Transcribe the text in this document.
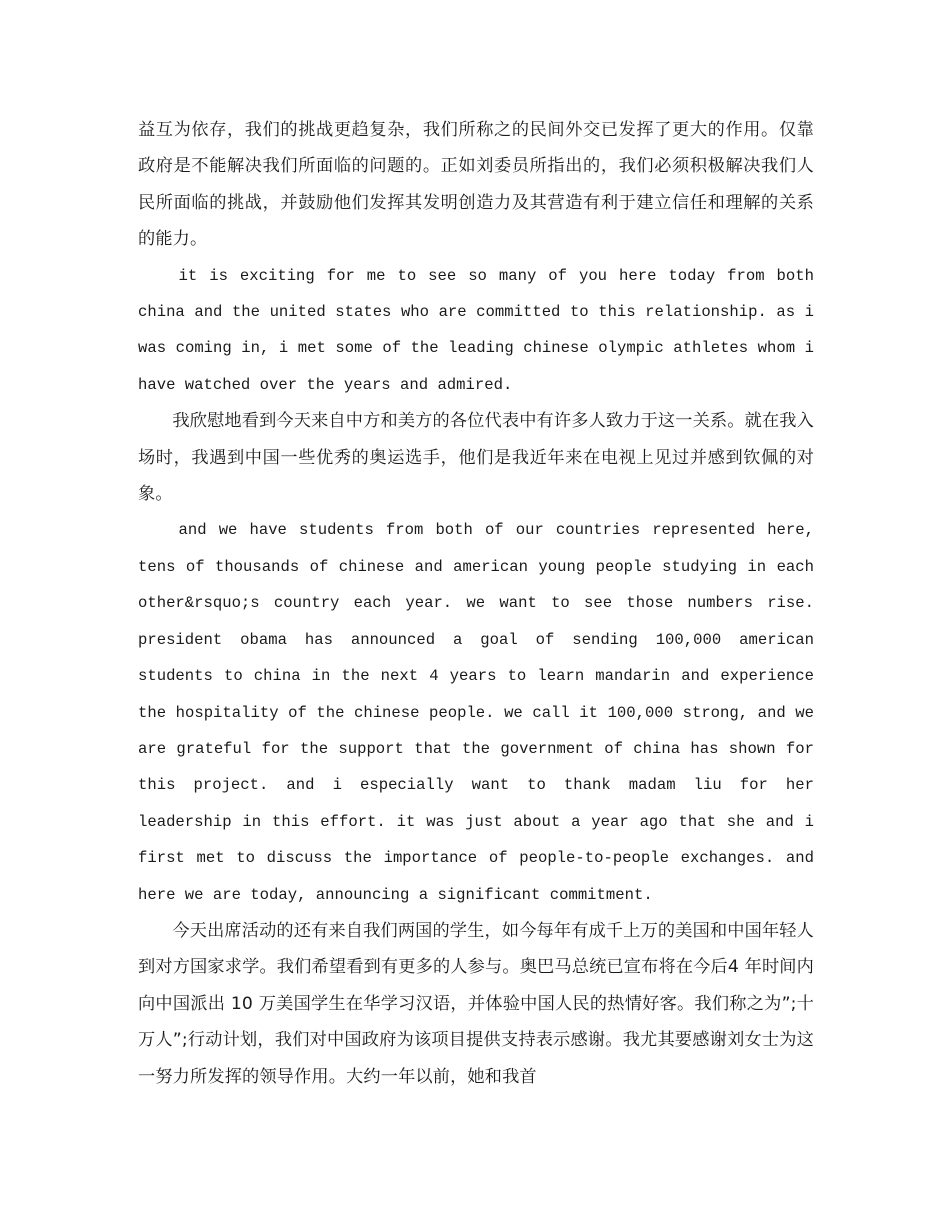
益互为依存，我们的挑战更趋复杂，我们所称之的民间外交已发挥了更大的作用。仅靠政府是不能解决我们所面临的问题的。正如刘委员所指出的，我们必须积极解决我们人民所面临的挑战，并鼓励他们发挥其发明创造力及其营造有利于建立信任和理解的关系的能力。

it is exciting for me to see so many of you here today from both china and the united states who are committed to this relationship. as i was coming in, i met some of the leading chinese olympic athletes whom i have watched over the years and admired.

我欣慰地看到今天来自中方和美方的各位代表中有许多人致力于这一关系。就在我入场时，我遇到中国一些优秀的奥运选手，他们是我近年来在电视上见过并感到钦佩的对象。

and we have students from both of our countries represented here, tens of thousands of chinese and american young people studying in each other&rsquo;s country each year. we want to see those numbers rise. president obama has announced a goal of sending 100,000 american students to china in the next 4 years to learn mandarin and experience the hospitality of the chinese people. we call it 100,000 strong, and we are grateful for the support that the government of china has shown for this project. and i especially want to thank madam liu for her leadership in this effort. it was just about a year ago that she and i first met to discuss the importance of people-to-people exchanges. and here we are today, announcing a significant commitment.

今天出席活动的还有来自我们两国的学生，如今每年有成千上万的美国和中国年轻人到对方国家求学。我们希望看到有更多的人参与。奥巴马总统已宣布将在今后4 年时间内向中国派出 10 万美国学生在华学习汉语，并体验中国人民的热情好客。我们称之为”;十万人”;行动计划，我们对中国政府为该项目提供支持表示感谢。我尤其要感谢刘女士为这一努力所发挥的领导作用。大约一年以前，她和我首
__________________________________________________
_Written request_: Copy the records above exactly. The pictures are not part of the copy.

_Solution to this task_:
Transcribe the text in this document.
益互为依存，我们的挑战更趋复杂，我们所称之的民间外交已发挥了更大的作用。仅靠政府是不能解决我们所面临的问题的。正如刘委员所指出的，我们必须积极解决我们人民所面临的挑战，并鼓励他们发挥其发明创造力及其营造有利于建立信任和理解的关系的能力。

it is exciting for me to see so many of you here today from both china and the united states who are committed to this relationship. as i was coming in, i met some of the leading chinese olympic athletes whom i have watched over the years and admired.

我欣慰地看到今天来自中方和美方的各位代表中有许多人致力于这一关系。就在我入场时，我遇到中国一些优秀的奥运选手，他们是我近年来在电视上见过并感到钦佩的对象。

and we have students from both of our countries represented here, tens of thousands of chinese and american young people studying in each other&rsquo;s country each year. we want to see those numbers rise. president obama has announced a goal of sending 100,000 american students to china in the next 4 years to learn mandarin and experience the hospitality of the chinese people. we call it 100,000 strong, and we are grateful for the support that the government of china has shown for this project. and i especially want to thank madam liu for her leadership in this effort. it was just about a year ago that she and i first met to discuss the importance of people-to-people exchanges. and here we are today, announcing a significant commitment.

今天出席活动的还有来自我们两国的学生，如今每年有成千上万的美国和中国年轻人到对方国家求学。我们希望看到有更多的人参与。奥巴马总统已宣布将在今后4 年时间内向中国派出 10 万美国学生在华学习汉语，并体验中国人民的热情好客。我们称之为”;十万人”;行动计划，我们对中国政府为该项目提供支持表示感谢。我尤其要感谢刘女士为这一努力所发挥的领导作用。大约一年以前，她和我首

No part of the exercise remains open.